▸ **EXERCISE DETAILS**:
Within the records that follow, find every line containing the string "matériel". Copy those lines.

▸ **SUPPLIED ENTRIES**:
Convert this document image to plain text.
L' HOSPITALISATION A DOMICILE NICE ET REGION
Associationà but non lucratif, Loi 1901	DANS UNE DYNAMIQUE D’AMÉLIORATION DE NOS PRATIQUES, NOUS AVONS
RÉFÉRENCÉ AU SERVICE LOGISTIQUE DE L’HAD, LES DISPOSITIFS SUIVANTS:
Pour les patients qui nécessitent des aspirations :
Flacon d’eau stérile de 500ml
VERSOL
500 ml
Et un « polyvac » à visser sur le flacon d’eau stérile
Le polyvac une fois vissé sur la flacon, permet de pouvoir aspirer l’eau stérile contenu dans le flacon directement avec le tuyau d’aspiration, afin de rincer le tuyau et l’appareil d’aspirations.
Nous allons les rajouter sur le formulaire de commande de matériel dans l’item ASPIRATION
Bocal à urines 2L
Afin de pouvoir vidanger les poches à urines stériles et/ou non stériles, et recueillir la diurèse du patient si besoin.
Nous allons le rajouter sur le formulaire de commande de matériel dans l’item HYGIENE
* * *
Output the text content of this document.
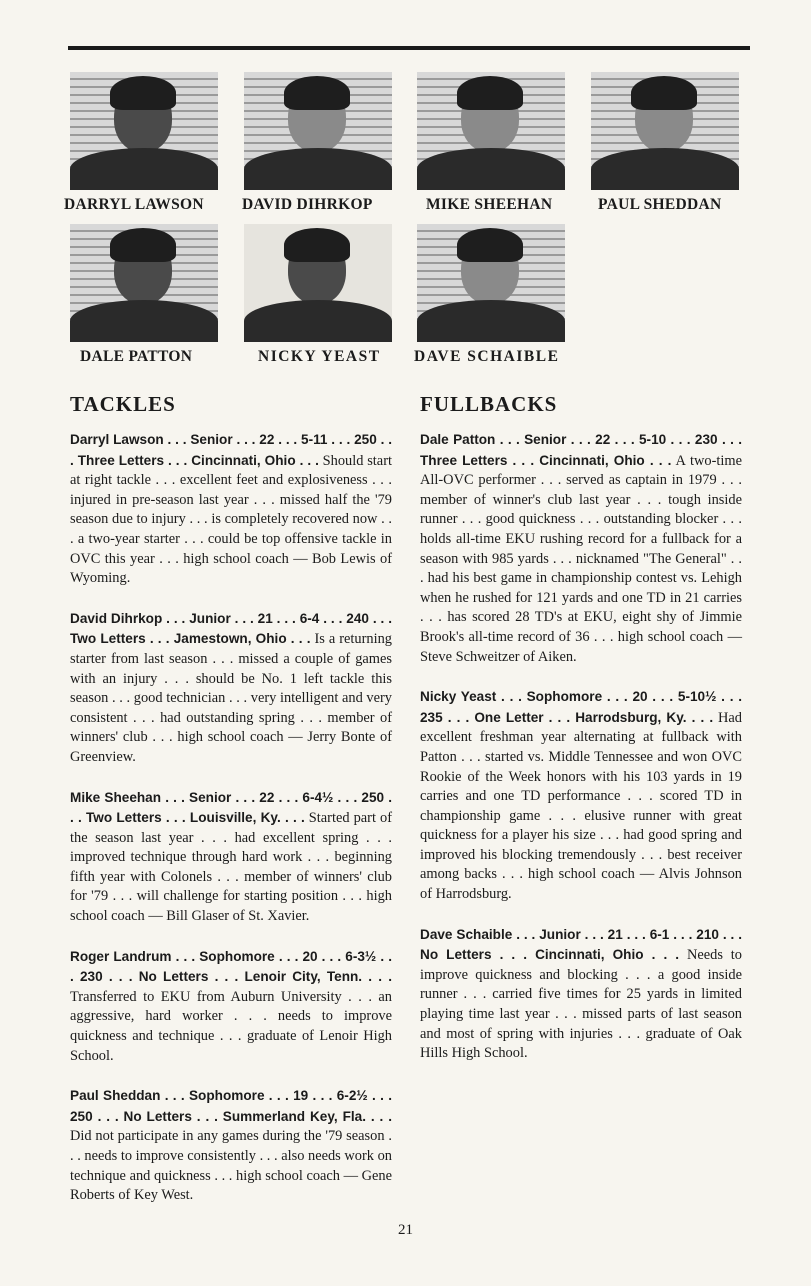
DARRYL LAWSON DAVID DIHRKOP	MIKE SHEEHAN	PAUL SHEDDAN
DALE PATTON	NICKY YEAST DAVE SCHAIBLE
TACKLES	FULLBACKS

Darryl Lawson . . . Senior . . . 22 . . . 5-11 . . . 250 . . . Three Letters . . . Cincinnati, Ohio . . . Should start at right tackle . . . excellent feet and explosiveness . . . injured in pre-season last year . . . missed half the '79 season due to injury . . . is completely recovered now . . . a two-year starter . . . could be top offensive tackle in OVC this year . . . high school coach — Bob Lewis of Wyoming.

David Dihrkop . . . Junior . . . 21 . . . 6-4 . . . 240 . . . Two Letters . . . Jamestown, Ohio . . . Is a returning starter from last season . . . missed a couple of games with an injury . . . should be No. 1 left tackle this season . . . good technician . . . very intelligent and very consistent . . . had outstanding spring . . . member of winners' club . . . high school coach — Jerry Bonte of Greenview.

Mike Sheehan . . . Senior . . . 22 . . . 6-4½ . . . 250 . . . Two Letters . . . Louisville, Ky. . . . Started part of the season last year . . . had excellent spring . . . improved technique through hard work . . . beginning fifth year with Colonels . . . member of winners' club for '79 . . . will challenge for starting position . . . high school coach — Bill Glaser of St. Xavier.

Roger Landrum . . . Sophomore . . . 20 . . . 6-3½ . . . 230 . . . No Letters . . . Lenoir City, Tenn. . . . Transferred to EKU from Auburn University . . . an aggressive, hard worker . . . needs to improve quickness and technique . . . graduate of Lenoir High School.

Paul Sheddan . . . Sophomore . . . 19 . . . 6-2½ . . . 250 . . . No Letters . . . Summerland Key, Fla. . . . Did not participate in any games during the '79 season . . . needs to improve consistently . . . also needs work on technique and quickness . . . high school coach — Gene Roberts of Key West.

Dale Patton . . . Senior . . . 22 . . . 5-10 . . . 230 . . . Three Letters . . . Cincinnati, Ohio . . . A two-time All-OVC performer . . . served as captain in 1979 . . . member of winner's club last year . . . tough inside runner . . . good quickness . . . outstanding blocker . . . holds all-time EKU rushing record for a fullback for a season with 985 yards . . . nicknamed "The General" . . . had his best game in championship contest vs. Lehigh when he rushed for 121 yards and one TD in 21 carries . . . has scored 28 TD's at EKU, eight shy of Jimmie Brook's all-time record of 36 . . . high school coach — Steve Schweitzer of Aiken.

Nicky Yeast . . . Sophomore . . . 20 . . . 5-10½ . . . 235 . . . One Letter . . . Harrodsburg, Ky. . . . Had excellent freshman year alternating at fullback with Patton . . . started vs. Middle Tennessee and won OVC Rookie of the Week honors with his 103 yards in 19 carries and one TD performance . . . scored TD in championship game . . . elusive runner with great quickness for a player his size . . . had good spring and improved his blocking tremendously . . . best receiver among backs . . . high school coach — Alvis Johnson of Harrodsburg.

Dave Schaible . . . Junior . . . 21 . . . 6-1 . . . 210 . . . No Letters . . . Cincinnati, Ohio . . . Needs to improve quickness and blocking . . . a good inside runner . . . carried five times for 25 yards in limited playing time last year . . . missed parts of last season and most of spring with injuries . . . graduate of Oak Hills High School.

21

▸ **OUTPUT OF THE TASK**:
Nous allons les rajouter sur le formulaire de commande de matériel dans l’item ASPIRATION
Nous allons le rajouter sur le formulaire de commande de matériel dans l’item HYGIENE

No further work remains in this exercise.